__Task details__. Where a line of the material contains the string "Color", copy that line.

============

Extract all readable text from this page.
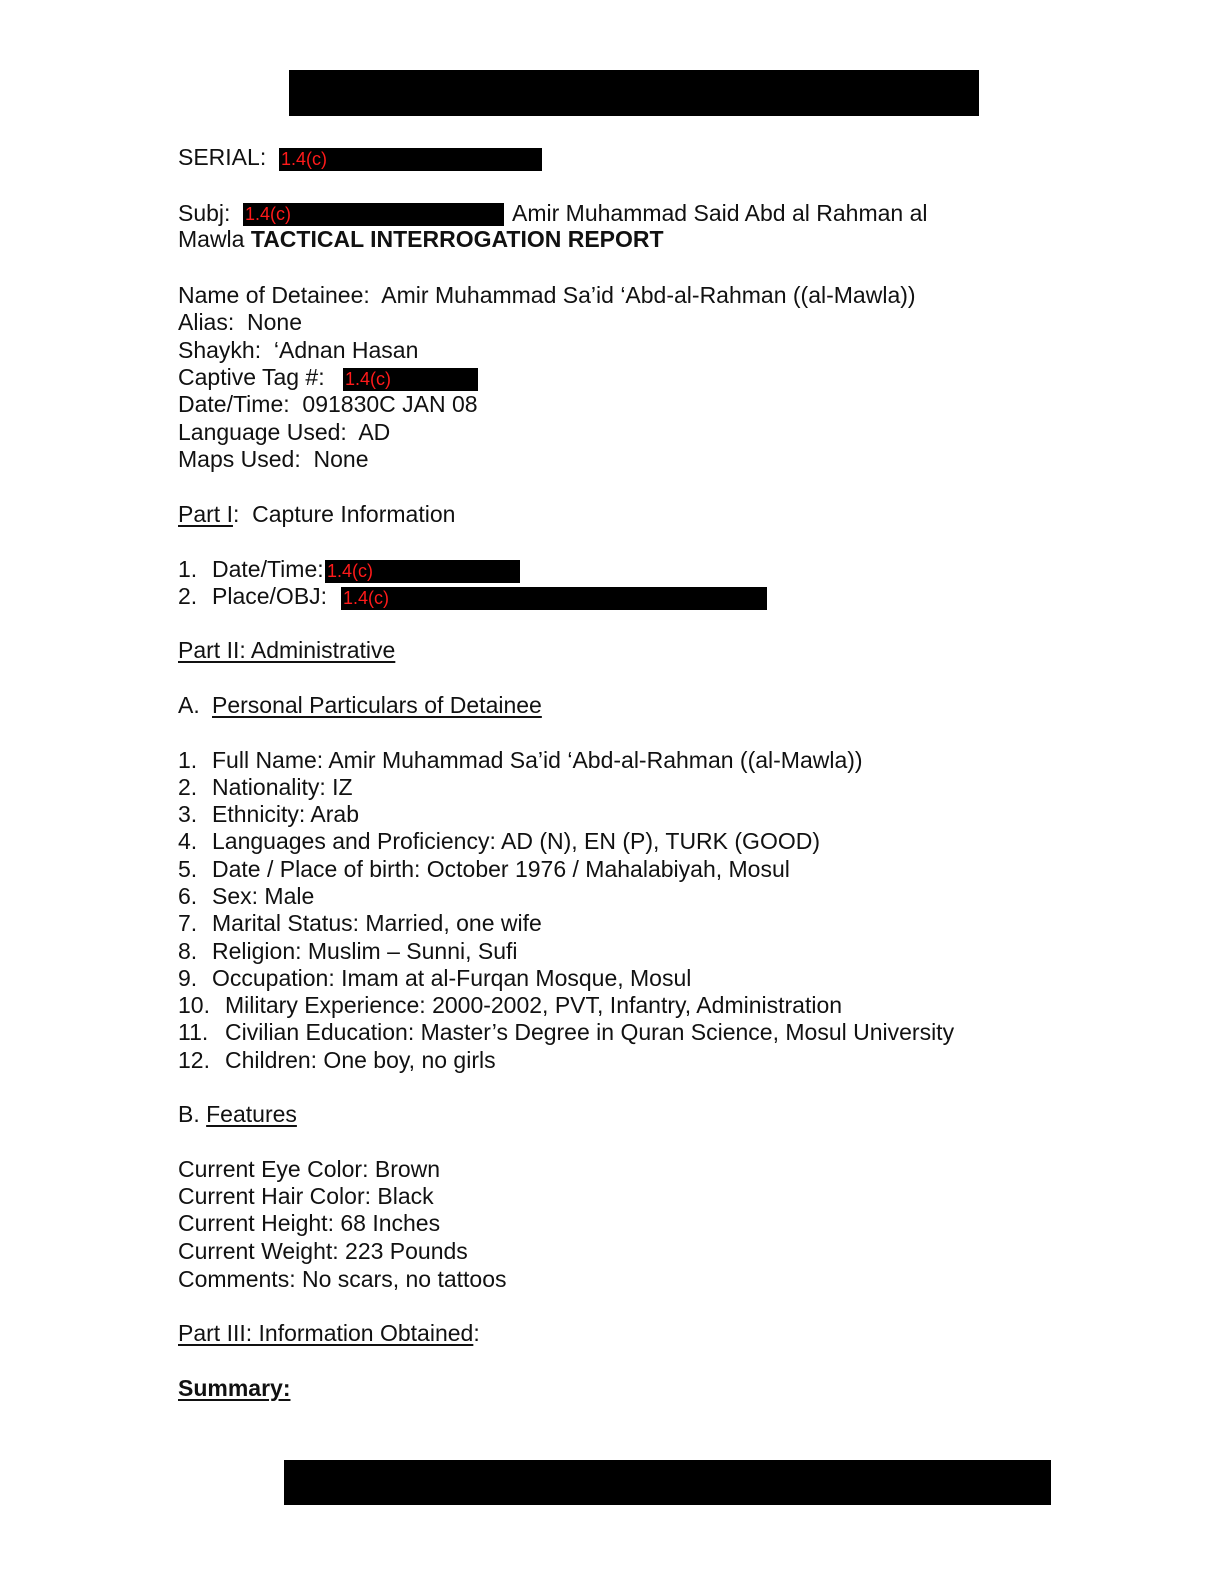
SERIAL: 1.4(c)
Subj: 1.4(c)	Amir Muhammad Said Abd al Rahman al
Mawla TACTICAL INTERROGATION REPORT
Name of Detainee: Amir Muhammad Sa’id ‘Abd-al-Rahman ((al-Mawla))
Alias: None
Shaykh: ‘Adnan Hasan
Captive Tag #: 1.4(c)
Date/Time: 091830C JAN 08
Language Used: AD
Maps Used: None
Part I:  Capture Information
1. Date/Time: 1.4(c)
2. Place/OBJ: 1.4(c)
Part II: Administrative
A. Personal Particulars of Detainee
1. Full Name: Amir Muhammad Sa’id ‘Abd-al-Rahman ((al-Mawla))
2. Nationality: IZ
3. Ethnicity: Arab
4. Languages and Proficiency: AD (N), EN (P), TURK (GOOD)
5. Date / Place of birth: October 1976 / Mahalabiyah, Mosul
6. Sex: Male
7. Marital Status: Married, one wife
8. Religion: Muslim – Sunni, Sufi
9. Occupation: Imam at al-Furqan Mosque, Mosul
10. Military Experience: 2000-2002, PVT, Infantry, Administration
11. Civilian Education: Master’s Degree in Quran Science, Mosul University
12. Children: One boy, no girls
B. Features
Current Eye Color: Brown
Current Hair Color: Black
Current Height: 68 Inches
Current Weight: 223 Pounds
Comments: No scars, no tattoos
Part III: Information Obtained:
Summary:
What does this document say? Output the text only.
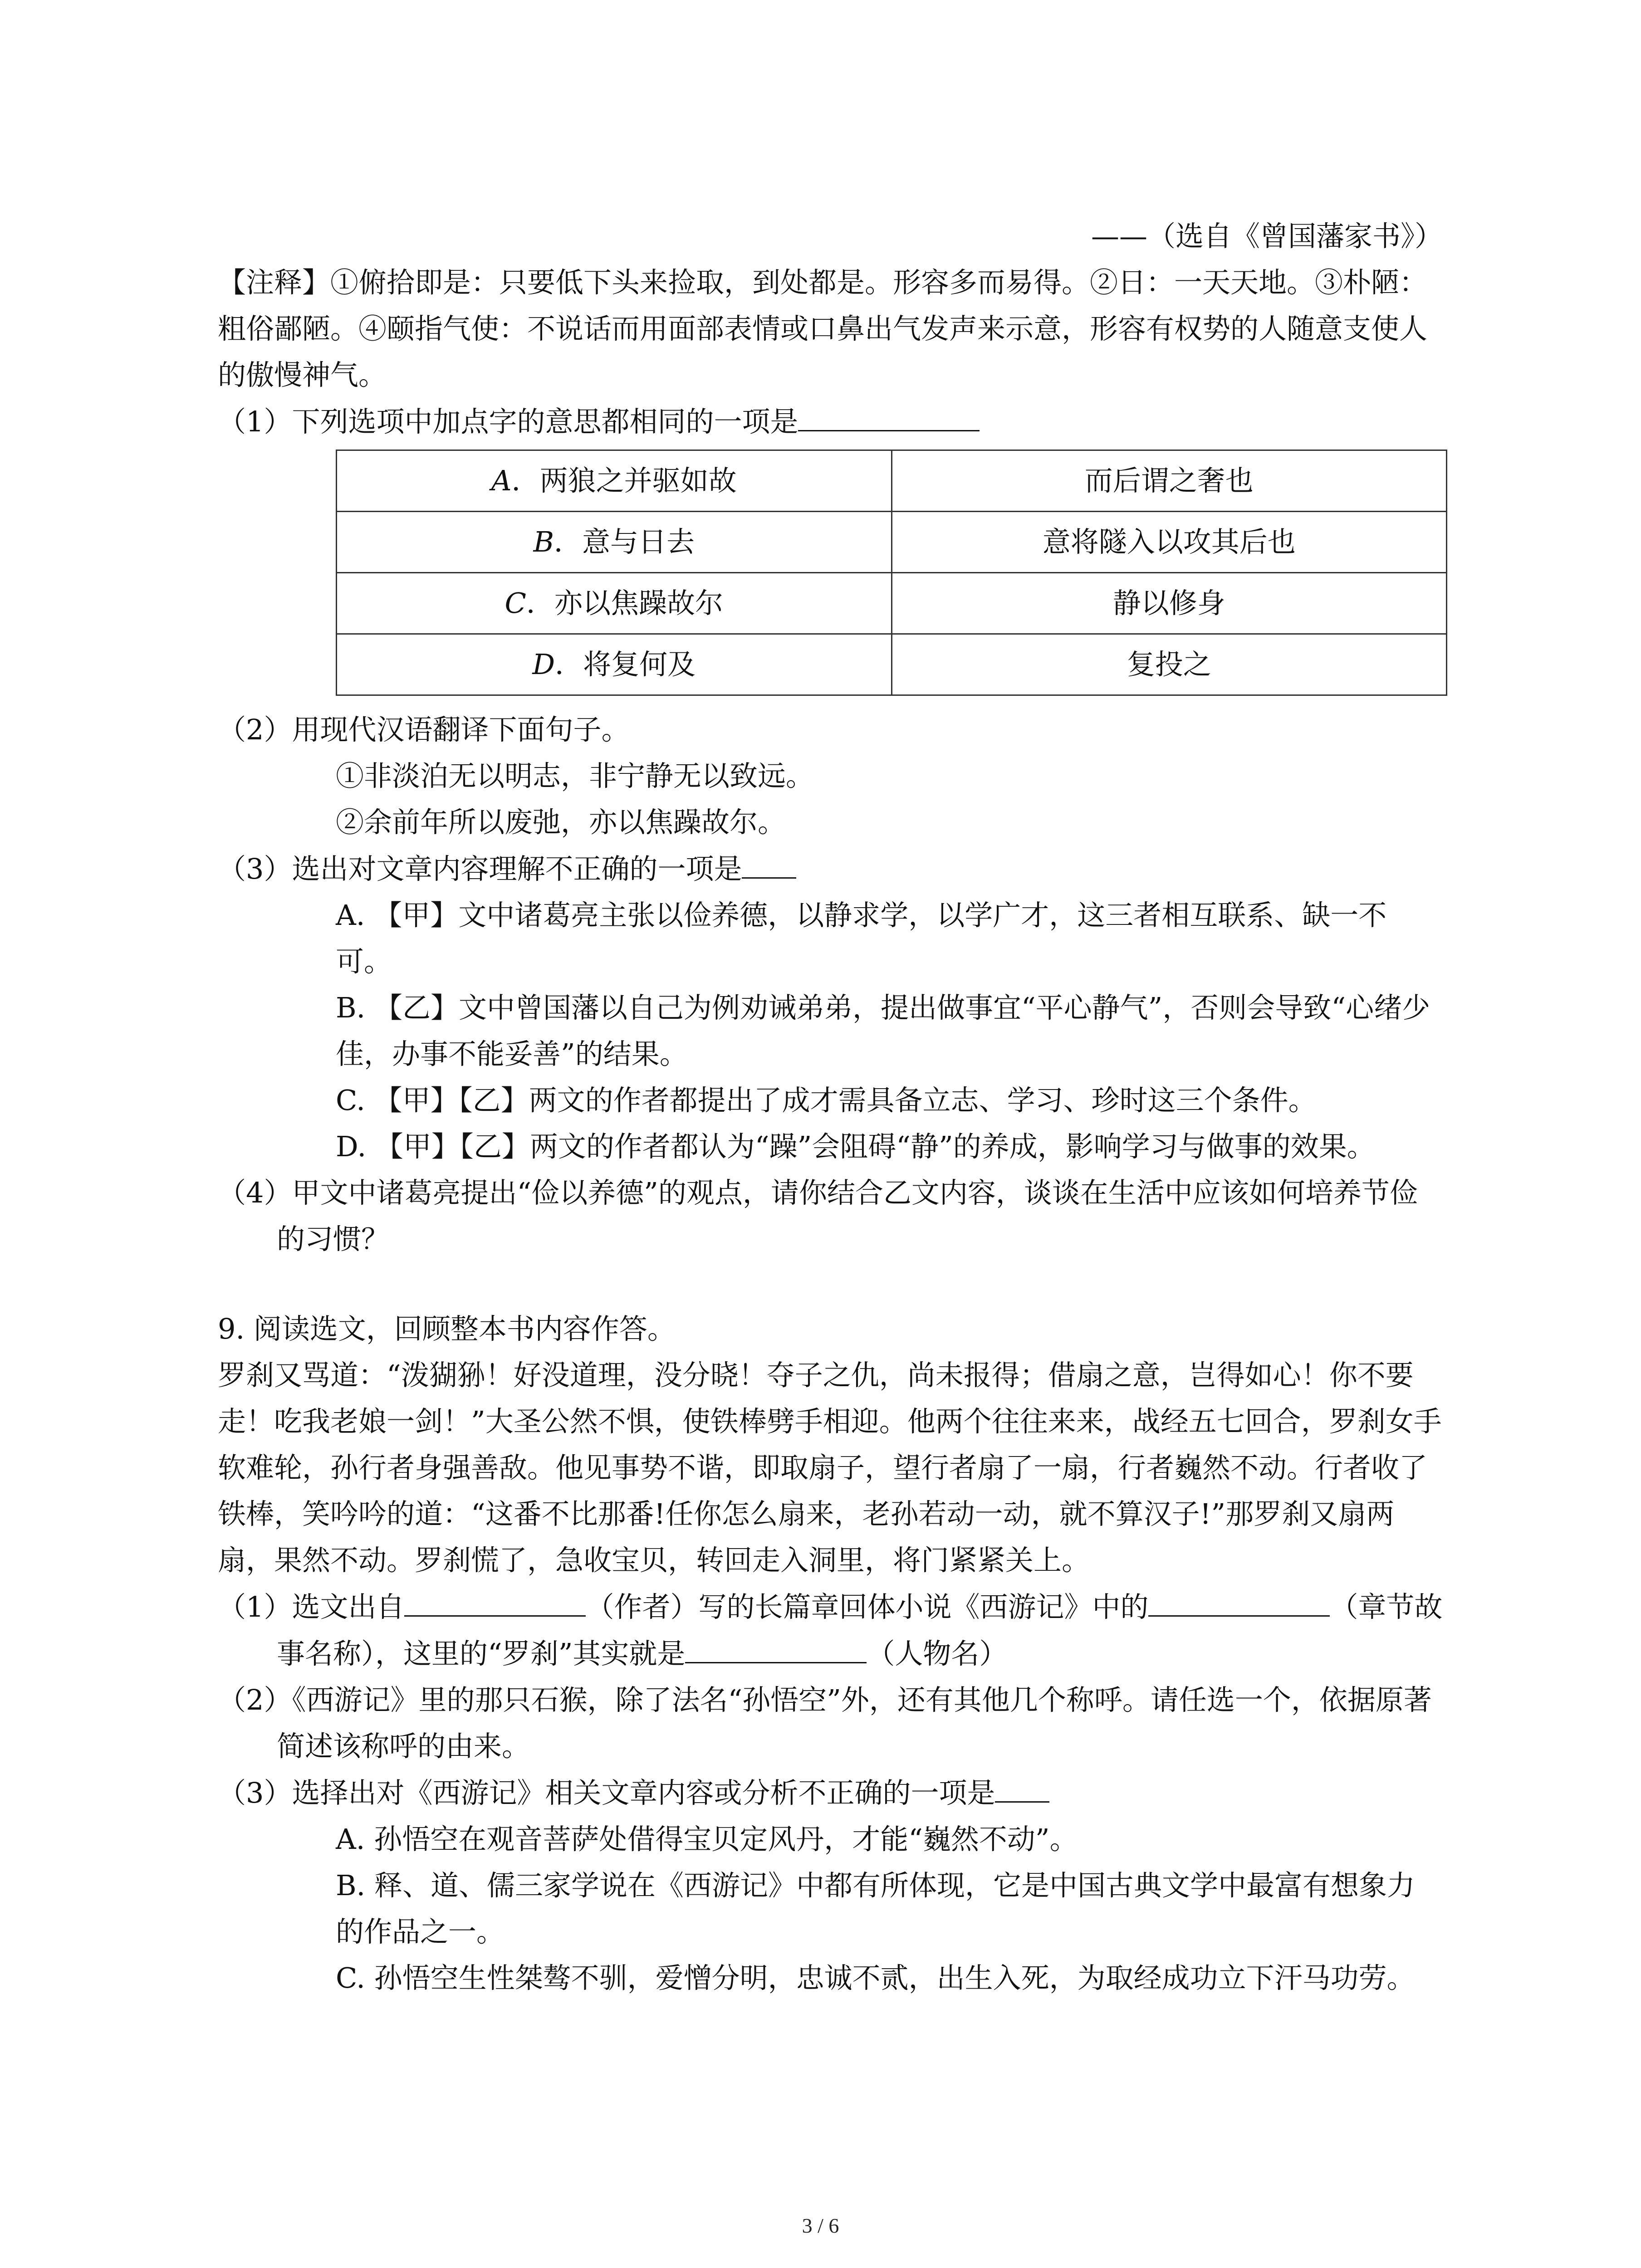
——（选自《曾国藩家书》）

【注释】①俯拾即是：只要低下头来捡取，到处都是。形容多而易得。②日：一天天地。③朴陋：粗俗鄙陋。④颐指气使：不说话而用面部表情或口鼻出气发声来示意，形容有权势的人随意支使人的傲慢神气。

（1）下列选项中加点字的意思都相同的一项是

A．两狼之并驱如故	而后谓之奢也
B．意与日去	意将隧入以攻其后也
C．亦以焦躁故尔	静以修身
D．将复何及	复投之

（2）用现代汉语翻译下面句子。

①非淡泊无以明志，非宁静无以致远。

②余前年所以废弛，亦以焦躁故尔。

（3）选出对文章内容理解不正确的一项是

A. 【甲】文中诸葛亮主张以俭养德，以静求学，以学广才，这三者相互联系、缺一不可。

B. 【乙】文中曾国藩以自己为例劝诫弟弟，提出做事宜“平心静气”，否则会导致“心绪少佳，办事不能妥善”的结果。

C. 【甲】【乙】两文的作者都提出了成才需具备立志、学习、珍时这三个条件。

D. 【甲】【乙】两文的作者都认为“躁”会阻碍“静”的养成，影响学习与做事的效果。

（4）甲文中诸葛亮提出“俭以养德”的观点，请你结合乙文内容，谈谈在生活中应该如何培养节俭的习惯？

9. 阅读选文，回顾整本书内容作答。

罗刹又骂道：“泼猢狲！好没道理，没分晓！夺子之仇，尚未报得；借扇之意，岂得如心！你不要走！吃我老娘一剑！”大圣公然不惧，使铁棒劈手相迎。他两个往往来来，战经五七回合，罗刹女手软难轮，孙行者身强善敌。他见事势不谐，即取扇子，望行者扇了一扇，行者巍然不动。行者收了铁棒，笑吟吟的道：“这番不比那番!任你怎么扇来，老孙若动一动，就不算汉子!”那罗刹又扇两扇，果然不动。罗刹慌了，急收宝贝，转回走入洞里，将门紧紧关上。

（1）选文出自	（作者）写的长篇章回体小说《西游记》中的	（章节故事名称），这里的“罗刹”其实就是	（人物名）

（2）《西游记》里的那只石猴，除了法名“孙悟空”外，还有其他几个称呼。请任选一个，依据原著简述该称呼的由来。

（3）选择出对《西游记》相关文章内容或分析不正确的一项是

A. 孙悟空在观音菩萨处借得宝贝定风丹，才能“巍然不动”。

B. 释、道、儒三家学说在《西游记》中都有所体现，它是中国古典文学中最富有想象力的作品之一。

C. 孙悟空生性桀骜不驯，爱憎分明，忠诚不贰，出生入死，为取经成功立下汗马功劳。

3 / 6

============

__Exercise result__.
Current Eye Color: Brown
Current Hair Color: Black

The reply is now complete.